* Written request:
Filter the entries below, keeping every line that has the word "Compressive".

Items from a dataset:

□ □ □

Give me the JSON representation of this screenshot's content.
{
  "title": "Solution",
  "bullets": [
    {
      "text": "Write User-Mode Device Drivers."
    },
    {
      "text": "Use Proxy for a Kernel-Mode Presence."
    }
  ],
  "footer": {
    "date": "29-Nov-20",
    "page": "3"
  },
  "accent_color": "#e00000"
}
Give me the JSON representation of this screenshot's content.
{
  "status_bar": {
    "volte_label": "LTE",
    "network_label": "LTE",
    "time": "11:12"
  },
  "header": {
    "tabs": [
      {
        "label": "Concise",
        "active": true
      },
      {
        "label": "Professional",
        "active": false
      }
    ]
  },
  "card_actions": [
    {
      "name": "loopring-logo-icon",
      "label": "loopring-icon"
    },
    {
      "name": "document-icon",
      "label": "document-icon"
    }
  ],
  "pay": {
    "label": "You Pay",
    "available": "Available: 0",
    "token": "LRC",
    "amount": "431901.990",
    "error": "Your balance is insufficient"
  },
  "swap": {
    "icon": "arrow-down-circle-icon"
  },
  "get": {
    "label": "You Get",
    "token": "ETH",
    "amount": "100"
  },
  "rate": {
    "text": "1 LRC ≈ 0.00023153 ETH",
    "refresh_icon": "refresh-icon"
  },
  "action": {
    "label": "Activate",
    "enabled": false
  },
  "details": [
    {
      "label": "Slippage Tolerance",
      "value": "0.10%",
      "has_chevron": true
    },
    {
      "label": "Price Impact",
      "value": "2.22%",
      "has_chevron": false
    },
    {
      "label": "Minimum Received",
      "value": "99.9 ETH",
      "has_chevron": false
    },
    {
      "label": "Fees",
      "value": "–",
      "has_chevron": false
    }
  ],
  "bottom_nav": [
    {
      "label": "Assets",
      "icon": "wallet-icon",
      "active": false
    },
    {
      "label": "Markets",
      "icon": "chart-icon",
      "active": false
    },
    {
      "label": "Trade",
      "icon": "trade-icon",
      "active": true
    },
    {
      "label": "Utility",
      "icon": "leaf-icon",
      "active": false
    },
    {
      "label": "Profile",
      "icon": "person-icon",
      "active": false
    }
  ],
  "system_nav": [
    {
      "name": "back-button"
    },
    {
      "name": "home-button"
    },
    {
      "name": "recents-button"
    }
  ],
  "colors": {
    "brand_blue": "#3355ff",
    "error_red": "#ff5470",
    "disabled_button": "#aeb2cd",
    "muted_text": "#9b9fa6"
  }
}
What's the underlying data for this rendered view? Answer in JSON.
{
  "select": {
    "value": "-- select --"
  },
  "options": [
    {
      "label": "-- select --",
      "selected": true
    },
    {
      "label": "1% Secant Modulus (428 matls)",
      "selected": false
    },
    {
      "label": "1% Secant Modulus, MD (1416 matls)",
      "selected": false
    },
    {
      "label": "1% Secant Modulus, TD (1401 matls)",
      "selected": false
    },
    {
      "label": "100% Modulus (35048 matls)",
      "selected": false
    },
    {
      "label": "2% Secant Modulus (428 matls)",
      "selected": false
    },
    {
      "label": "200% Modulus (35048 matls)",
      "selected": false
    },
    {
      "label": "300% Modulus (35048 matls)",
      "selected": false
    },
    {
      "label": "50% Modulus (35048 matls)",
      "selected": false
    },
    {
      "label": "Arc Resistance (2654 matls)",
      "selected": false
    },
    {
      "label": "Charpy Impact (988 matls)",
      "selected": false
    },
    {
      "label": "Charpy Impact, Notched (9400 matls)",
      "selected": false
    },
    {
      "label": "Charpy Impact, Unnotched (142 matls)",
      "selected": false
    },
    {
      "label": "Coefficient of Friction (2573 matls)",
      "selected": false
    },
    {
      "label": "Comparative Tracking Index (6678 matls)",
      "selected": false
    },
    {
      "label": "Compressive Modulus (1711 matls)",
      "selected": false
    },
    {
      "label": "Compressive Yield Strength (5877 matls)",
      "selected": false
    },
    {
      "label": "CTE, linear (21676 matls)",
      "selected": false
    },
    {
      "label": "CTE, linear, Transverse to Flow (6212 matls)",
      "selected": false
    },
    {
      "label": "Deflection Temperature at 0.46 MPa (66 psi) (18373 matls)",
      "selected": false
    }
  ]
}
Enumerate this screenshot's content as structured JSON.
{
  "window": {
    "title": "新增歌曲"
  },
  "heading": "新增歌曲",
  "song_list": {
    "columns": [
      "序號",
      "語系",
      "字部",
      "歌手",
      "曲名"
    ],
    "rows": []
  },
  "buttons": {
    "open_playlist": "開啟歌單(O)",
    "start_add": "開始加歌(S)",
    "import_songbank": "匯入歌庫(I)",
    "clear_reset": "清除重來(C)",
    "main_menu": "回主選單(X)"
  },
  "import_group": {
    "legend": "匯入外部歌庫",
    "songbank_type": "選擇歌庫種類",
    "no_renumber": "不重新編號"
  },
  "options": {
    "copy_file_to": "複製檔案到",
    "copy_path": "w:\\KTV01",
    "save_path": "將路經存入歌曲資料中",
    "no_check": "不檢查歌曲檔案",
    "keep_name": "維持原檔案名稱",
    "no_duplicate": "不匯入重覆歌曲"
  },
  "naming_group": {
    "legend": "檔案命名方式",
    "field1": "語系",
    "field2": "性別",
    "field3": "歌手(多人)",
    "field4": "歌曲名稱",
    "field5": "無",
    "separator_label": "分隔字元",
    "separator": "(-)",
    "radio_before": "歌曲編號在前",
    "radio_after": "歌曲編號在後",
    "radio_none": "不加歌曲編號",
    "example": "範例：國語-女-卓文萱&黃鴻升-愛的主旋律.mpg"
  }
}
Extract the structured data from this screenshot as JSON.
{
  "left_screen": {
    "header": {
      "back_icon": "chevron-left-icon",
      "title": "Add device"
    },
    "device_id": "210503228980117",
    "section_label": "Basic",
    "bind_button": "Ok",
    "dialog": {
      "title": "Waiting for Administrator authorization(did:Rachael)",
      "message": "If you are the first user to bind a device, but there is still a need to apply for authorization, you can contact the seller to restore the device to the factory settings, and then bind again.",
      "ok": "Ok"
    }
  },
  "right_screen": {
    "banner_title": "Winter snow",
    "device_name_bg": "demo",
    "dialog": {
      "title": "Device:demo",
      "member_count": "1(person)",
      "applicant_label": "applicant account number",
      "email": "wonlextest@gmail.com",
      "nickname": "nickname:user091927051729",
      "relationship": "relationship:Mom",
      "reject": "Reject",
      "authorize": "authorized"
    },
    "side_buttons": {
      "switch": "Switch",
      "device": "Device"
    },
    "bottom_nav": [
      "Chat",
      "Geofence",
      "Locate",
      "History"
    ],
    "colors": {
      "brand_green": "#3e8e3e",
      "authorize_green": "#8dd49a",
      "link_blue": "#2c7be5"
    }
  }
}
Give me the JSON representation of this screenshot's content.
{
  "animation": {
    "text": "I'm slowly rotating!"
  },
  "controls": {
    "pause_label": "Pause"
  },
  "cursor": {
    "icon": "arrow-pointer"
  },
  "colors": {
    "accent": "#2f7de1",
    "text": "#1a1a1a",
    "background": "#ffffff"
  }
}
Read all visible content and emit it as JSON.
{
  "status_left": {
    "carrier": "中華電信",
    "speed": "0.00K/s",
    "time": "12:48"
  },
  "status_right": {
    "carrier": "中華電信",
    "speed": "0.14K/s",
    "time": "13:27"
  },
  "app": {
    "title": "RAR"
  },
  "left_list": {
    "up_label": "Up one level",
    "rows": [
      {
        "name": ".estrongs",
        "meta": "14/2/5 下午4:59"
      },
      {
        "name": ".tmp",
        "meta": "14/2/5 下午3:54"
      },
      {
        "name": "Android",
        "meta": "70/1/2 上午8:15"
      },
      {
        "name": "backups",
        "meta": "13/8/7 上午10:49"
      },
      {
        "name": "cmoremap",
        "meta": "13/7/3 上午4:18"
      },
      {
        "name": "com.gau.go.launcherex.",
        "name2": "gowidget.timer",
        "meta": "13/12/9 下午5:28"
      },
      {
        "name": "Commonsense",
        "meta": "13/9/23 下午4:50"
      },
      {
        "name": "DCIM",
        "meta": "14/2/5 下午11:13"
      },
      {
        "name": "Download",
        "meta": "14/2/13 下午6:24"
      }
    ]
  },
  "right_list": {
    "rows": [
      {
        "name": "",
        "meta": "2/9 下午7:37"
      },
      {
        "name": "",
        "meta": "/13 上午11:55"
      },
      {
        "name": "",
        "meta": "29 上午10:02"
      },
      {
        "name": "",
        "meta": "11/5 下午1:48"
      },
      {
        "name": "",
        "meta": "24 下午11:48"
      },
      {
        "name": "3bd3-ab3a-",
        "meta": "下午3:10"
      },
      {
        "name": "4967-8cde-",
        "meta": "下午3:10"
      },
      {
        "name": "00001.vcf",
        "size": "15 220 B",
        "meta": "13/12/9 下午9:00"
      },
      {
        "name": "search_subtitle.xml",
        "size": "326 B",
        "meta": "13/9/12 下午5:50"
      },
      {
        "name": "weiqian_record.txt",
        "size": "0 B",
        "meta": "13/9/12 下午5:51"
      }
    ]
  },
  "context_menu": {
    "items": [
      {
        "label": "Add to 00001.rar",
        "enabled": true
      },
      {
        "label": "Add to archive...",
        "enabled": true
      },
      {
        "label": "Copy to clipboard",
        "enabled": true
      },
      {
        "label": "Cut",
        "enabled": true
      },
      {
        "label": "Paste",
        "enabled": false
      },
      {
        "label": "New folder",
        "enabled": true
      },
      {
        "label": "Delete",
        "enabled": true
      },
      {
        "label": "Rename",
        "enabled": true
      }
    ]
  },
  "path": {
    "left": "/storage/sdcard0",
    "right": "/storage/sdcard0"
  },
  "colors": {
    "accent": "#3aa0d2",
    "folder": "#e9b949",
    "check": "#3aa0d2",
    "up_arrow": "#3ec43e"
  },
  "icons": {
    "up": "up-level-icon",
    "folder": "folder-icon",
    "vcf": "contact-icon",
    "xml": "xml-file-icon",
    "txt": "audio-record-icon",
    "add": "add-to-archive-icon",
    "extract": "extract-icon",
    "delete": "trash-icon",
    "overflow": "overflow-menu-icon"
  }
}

□ □ □

* Correct answer:
      "label": "Compressive Modulus (1711 matls)",
      "label": "Compressive Yield Strength (5877 matls)",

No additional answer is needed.